DOCUMENT TEXT:
================================
# Is this a joke?



## bruce333 (Sep 1, 2006)

They can't be serious....

http://www.laserlyte.com/Pistol_Bayonet/PB-1/PB-1.html


----------



## Ptarmigan (Jul 4, 2008)

I certainly hope so...:smt027


----------



## TOF (Sep 7, 2006)

You don't want to miss the holster with that one. :anim_lol::buttkick:


----------



## TheReaper (Nov 14, 2008)

That's just what I need it will save on ammo at close range.


----------



## undrgrnd (Jul 10, 2008)

I do think someone has lost their mind. yet I am sure they will sell quite a few. mall ninjas will eat these up.


----------



## SuckLead (Jul 4, 2006)

If they can't hit them close range with the bullets, who says they'll be any better with a knife?! :anim_lol:


----------



## kev74 (Mar 22, 2008)

What?? You don't have one yet??? :numbchuck:


----------



## BeefyBeefo (Jan 30, 2008)

:smt171:smt171

I already placed my order. :mrgreen:

:anim_lol:


----------



## SuckLead (Jul 4, 2006)

BeefyBeefo said:


> :smt171:smt171
> 
> I already placed my order. :mrgreen:
> 
> :anim_lol:


Oh yeah, me too. For all my pistols. Only one has an actual rail, so I'll have to duct tape it to the others.


----------



## BeefyBeefo (Jan 30, 2008)

SuckLead said:


> Oh yeah, me too. For all my pistols. Only one has an actual rail, so I'll have to duct tape it to the others.


Duct tape?!

Come on, us real ninjas use the super-duper invisible stuff. :smt033


----------



## Steve2112 (Nov 19, 2008)

They are for real. I saw some at a local gun show. There were several of us laughing at them, including the dealer who had them. I'm working on a pistol bayonet/light/laser sight combo.


----------



## SuckLead (Jul 4, 2006)

BeefyBeefo said:


> Duct tape?!
> 
> Come on, us real ninjas use the super-duper invisible stuff. :smt033


But I've got super sweet invisible duct tape of death!


----------



## Growler67 (Sep 8, 2008)

Steve2112 said:


> They are for real. I saw some at a local gun show. There were several of us laughing at them, including the dealer who had them. I'm working on a pistol bayonet/light/laser sight combo.
================================
SET EXERCISE 1:
Answer these questions about the forum thread:
(a) According to Steve2112, who besides several others was laughing at the items at the gun show?
(b) How many of SuckLead's pistols have an actual rail?
(c) What does undrgrnd say mall ninjas will do with these?

[Coordinate annotation rows]
================================
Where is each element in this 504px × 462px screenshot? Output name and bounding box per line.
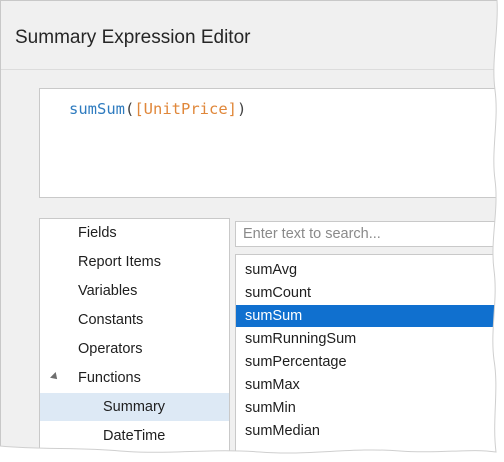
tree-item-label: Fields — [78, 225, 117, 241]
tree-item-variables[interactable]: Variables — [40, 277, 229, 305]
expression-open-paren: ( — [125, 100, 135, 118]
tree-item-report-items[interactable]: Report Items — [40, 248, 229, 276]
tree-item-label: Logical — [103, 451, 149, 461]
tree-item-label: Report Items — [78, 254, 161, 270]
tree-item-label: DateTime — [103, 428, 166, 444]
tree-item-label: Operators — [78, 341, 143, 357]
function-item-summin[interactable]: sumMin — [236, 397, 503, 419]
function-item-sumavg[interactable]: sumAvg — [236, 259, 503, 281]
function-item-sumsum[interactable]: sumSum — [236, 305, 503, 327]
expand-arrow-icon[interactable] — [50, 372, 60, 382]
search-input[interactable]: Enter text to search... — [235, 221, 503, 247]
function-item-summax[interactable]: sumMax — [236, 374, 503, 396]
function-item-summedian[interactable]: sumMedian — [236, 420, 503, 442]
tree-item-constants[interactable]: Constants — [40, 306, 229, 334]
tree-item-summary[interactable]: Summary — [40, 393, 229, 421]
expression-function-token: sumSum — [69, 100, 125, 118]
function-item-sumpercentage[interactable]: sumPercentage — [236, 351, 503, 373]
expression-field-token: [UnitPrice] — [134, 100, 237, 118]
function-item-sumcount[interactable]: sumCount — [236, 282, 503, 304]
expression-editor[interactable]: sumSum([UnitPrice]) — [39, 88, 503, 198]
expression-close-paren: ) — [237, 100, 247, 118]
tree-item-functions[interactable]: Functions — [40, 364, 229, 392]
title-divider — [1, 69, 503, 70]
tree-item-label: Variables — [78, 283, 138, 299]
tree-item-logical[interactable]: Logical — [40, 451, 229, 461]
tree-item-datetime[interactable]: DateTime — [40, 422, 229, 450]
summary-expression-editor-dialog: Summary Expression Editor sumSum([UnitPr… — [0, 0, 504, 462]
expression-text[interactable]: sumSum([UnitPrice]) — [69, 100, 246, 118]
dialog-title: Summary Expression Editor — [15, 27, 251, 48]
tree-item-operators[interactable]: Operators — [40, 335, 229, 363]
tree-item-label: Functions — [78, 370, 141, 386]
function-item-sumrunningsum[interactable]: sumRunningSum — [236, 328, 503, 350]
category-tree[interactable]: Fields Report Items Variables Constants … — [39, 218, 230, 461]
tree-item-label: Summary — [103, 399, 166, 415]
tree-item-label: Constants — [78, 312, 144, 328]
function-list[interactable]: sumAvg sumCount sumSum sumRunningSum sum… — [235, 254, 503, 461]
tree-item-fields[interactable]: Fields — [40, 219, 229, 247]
================================
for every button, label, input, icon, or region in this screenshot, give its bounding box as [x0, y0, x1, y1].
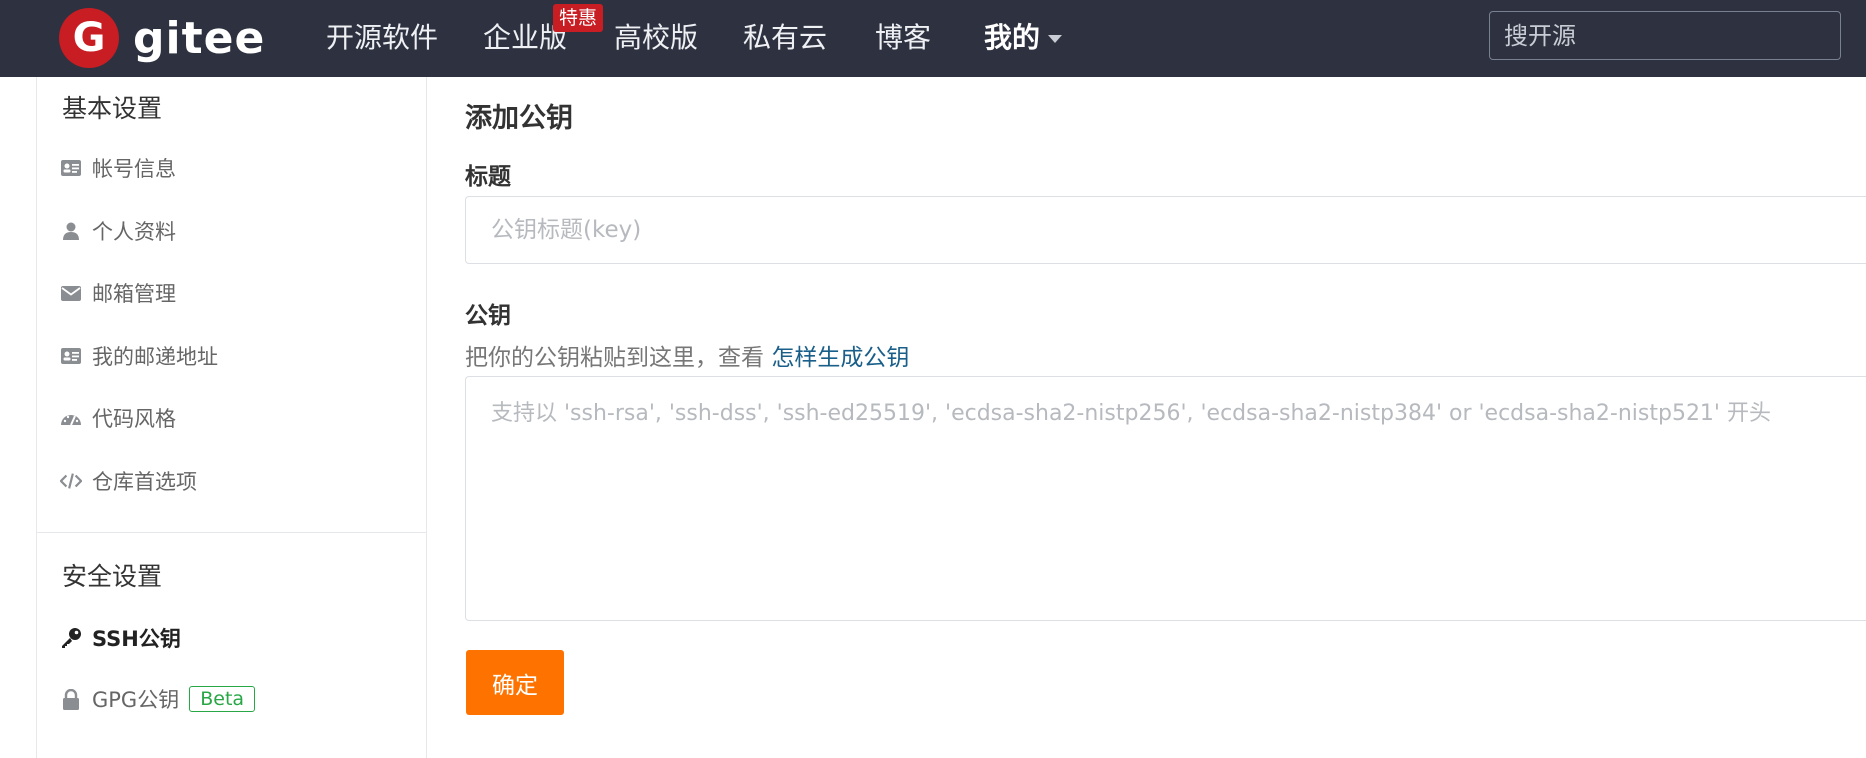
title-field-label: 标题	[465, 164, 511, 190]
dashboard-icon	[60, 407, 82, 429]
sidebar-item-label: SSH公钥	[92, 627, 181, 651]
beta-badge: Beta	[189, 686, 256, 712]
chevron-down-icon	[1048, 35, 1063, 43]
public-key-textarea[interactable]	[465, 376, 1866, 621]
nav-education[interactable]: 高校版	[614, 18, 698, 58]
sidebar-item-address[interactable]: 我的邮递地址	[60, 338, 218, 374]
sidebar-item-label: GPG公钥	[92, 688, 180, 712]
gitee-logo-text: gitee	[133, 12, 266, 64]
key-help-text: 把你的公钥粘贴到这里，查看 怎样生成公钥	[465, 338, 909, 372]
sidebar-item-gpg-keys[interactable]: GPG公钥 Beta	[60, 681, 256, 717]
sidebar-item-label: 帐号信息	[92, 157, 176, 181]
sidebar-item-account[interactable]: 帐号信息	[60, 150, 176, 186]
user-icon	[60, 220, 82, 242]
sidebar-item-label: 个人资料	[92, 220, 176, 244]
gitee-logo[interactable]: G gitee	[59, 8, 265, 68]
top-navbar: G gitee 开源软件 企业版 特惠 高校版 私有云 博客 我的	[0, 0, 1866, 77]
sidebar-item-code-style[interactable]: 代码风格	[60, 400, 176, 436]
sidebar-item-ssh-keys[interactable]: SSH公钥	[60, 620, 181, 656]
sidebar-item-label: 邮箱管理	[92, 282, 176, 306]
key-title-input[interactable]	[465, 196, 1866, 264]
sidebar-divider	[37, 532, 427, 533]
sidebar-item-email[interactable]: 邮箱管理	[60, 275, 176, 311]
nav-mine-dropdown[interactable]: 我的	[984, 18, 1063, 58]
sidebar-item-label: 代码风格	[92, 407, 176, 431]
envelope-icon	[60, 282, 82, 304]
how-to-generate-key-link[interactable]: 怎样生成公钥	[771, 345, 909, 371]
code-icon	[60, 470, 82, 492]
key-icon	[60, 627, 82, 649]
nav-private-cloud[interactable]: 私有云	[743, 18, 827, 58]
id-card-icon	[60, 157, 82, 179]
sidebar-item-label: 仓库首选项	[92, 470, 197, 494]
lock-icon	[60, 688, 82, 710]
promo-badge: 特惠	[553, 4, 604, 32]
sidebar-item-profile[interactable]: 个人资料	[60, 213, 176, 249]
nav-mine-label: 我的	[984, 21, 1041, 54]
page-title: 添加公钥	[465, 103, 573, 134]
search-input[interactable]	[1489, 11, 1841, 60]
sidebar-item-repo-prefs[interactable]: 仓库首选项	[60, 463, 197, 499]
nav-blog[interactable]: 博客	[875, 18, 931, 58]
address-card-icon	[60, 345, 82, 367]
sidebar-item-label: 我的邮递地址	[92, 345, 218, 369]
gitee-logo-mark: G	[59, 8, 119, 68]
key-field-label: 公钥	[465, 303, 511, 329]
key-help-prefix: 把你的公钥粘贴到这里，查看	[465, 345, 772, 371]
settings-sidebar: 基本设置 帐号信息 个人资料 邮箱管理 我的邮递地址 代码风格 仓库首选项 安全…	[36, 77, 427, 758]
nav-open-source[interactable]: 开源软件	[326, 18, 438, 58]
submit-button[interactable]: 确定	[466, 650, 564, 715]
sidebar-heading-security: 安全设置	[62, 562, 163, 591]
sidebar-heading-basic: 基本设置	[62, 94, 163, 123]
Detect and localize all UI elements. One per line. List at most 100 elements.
================================
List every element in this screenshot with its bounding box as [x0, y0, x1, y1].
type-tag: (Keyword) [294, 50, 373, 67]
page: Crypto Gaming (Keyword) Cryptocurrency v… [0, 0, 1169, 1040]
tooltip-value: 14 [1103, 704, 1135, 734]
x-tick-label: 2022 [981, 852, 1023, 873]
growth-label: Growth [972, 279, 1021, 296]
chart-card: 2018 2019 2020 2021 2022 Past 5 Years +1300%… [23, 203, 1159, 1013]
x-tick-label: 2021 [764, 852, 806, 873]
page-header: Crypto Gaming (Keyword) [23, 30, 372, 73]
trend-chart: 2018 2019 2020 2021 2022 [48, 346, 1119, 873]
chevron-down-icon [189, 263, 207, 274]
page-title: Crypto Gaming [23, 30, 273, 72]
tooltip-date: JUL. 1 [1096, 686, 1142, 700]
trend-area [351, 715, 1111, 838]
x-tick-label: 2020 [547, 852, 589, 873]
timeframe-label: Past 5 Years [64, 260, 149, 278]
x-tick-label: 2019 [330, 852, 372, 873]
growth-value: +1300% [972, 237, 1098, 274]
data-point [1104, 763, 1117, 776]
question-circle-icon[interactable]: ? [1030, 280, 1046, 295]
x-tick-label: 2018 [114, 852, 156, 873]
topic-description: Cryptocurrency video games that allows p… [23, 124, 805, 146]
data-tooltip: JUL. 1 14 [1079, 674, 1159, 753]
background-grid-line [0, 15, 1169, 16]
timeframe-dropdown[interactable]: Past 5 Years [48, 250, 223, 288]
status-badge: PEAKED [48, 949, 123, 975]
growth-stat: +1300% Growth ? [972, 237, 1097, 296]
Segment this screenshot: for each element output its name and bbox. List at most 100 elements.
================================
SET EXERCISE 2: In the rows, transcribe the lines from the line holding "tree-item-label: Fields — [78, 225, 117, 241]" through the line holding "function-item-sumavg[interactable]: sumAvg —", both included.

PROBLEM SOLUTION 1:
(a) The dealer who had them.
(b) One.
(c) Eat these up.

PROBLEM SOLUTION 2:
tree-item-label: Fields — [78, 225, 117, 241]
tree-item-variables[interactable]: Variables — [40, 277, 229, 305]
expression-open-paren: ( — [125, 100, 135, 118]
tree-item-report-items[interactable]: Report Items — [40, 248, 229, 276]
tree-item-label: Logical — [103, 451, 149, 461]
tree-item-label: Report Items — [78, 254, 161, 270]
tree-item-label: DateTime — [103, 428, 166, 444]
tree-item-label: Operators — [78, 341, 143, 357]
function-item-summin[interactable]: sumMin — [236, 397, 503, 419]
function-item-sumavg[interactable]: sumAvg — [236, 259, 503, 281]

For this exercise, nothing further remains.